┌──

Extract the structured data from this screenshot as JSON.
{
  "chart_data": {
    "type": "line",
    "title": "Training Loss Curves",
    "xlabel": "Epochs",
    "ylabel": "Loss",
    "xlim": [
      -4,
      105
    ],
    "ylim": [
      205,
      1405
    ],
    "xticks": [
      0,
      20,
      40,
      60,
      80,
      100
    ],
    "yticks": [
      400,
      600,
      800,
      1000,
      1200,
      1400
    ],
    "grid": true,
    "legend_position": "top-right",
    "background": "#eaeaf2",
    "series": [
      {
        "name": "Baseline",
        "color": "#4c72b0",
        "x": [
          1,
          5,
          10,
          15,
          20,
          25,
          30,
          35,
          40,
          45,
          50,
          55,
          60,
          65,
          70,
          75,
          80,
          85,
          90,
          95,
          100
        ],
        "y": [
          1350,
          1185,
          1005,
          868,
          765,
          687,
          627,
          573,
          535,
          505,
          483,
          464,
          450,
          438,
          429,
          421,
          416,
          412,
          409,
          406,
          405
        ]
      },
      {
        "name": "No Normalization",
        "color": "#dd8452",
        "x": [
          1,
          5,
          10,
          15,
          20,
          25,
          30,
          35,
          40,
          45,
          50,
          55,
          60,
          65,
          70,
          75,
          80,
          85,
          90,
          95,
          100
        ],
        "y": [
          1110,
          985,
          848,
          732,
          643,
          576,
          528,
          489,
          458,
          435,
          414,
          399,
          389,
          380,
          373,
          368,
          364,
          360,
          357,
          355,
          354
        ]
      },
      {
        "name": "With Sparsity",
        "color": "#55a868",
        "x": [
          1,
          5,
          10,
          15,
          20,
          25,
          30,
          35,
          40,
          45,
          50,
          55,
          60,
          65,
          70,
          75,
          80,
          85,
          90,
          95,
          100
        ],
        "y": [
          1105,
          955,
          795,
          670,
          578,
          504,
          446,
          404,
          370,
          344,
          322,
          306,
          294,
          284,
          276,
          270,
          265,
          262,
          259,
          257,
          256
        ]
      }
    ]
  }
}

└──

» PROBLEM STATEMENT:
Select every line of the material above holding the word "Loss" and copy it.

» RESULT OF THIS EXERCISE:
    "title": "Training Loss Curves",
    "ylabel": "Loss",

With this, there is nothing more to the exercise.